[Data entries for graphics]
————————
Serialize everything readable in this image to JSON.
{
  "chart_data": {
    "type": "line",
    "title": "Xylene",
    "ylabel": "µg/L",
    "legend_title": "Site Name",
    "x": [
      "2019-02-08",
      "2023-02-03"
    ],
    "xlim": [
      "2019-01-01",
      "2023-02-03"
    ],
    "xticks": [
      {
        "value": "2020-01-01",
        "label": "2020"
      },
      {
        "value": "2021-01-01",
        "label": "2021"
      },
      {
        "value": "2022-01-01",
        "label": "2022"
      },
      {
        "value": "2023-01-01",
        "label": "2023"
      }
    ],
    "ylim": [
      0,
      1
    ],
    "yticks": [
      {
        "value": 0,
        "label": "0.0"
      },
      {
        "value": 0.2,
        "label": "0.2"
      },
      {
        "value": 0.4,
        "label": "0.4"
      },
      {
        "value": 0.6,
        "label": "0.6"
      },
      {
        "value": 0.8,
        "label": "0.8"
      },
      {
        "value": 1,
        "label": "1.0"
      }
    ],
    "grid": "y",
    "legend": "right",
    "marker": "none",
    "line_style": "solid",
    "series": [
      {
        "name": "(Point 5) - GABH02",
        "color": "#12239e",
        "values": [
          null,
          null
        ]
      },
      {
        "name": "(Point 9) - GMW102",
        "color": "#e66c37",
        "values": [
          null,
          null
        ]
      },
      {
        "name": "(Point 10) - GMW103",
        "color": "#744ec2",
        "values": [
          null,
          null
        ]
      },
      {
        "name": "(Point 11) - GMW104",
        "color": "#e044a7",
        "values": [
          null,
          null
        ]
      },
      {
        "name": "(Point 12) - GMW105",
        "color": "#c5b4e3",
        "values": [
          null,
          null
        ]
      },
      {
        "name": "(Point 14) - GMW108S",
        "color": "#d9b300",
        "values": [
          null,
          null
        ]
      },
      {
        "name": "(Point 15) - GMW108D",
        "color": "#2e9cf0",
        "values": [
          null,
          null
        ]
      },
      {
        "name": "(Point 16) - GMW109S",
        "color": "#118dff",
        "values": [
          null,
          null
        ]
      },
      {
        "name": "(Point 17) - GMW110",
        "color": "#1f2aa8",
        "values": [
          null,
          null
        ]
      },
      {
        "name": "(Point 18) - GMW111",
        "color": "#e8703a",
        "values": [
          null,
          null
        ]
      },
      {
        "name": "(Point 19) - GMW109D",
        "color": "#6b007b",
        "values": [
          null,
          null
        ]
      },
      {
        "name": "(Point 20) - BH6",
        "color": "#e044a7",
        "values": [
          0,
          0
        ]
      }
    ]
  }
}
————————
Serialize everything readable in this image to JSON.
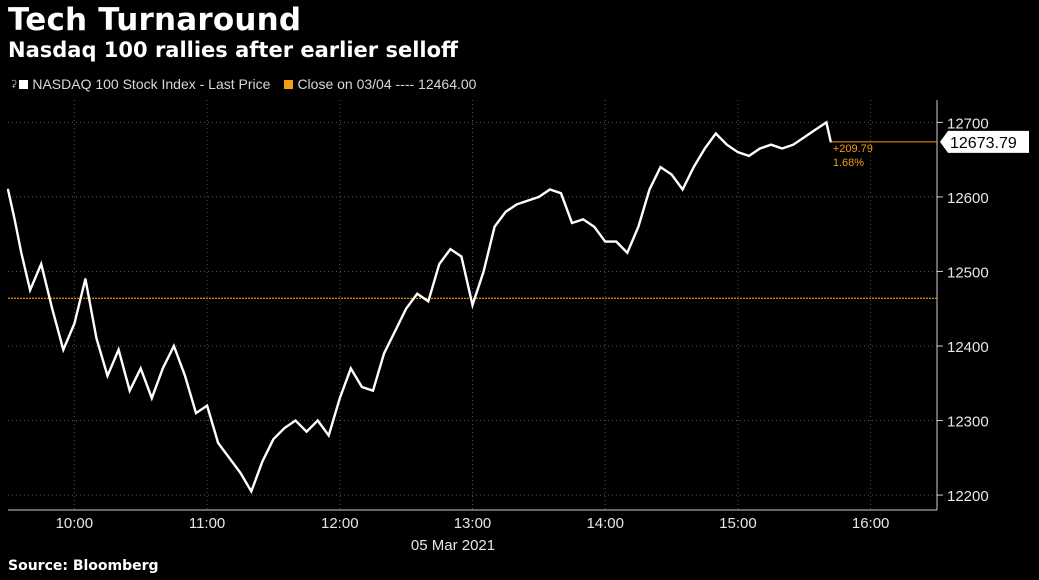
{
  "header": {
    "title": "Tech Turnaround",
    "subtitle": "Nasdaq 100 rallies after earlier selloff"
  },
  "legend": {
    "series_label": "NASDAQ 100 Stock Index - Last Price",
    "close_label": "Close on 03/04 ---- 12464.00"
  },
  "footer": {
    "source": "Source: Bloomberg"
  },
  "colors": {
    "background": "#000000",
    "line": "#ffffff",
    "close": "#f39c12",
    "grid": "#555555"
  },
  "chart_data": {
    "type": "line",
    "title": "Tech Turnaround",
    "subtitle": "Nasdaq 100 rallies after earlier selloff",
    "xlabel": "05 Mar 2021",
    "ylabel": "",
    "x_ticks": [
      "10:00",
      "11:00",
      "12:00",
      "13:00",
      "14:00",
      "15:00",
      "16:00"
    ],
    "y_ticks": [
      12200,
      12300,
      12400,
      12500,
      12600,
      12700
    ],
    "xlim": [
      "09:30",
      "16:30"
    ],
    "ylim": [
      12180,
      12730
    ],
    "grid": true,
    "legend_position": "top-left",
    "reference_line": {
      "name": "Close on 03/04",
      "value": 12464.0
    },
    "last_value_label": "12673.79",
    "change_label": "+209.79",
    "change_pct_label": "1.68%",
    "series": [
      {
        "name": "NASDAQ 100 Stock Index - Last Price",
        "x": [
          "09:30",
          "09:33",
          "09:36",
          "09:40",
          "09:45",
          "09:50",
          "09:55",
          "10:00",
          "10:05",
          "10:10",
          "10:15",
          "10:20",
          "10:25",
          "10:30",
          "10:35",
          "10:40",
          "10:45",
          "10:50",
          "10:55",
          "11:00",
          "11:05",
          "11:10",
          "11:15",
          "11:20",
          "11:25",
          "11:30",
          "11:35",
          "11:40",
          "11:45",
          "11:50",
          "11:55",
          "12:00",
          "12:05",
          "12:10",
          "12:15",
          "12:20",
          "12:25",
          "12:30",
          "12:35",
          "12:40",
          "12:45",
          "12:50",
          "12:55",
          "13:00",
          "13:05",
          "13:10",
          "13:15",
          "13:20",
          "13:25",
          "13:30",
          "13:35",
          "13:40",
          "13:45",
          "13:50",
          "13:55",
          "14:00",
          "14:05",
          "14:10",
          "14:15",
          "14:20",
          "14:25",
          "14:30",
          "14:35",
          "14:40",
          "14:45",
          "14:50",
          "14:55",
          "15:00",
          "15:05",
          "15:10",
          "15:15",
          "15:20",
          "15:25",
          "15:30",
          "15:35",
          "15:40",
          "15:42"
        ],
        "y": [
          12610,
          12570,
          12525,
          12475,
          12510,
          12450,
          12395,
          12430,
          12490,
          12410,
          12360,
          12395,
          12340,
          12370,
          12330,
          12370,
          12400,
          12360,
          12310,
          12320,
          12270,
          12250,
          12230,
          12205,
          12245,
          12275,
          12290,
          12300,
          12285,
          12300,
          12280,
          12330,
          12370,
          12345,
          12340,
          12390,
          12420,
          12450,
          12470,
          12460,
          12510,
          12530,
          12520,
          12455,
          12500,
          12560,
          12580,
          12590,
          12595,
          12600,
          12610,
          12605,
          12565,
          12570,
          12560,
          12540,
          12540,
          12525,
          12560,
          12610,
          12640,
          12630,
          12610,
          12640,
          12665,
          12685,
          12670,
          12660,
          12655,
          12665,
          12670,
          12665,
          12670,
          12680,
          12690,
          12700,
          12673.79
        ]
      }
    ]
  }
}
————————
Reproduce every line from the entries that holds the word "after".

# Response to this exercise:
    "subtitle": "Nasdaq 100 rallies after earlier selloff"
    "subtitle": "Nasdaq 100 rallies after earlier selloff",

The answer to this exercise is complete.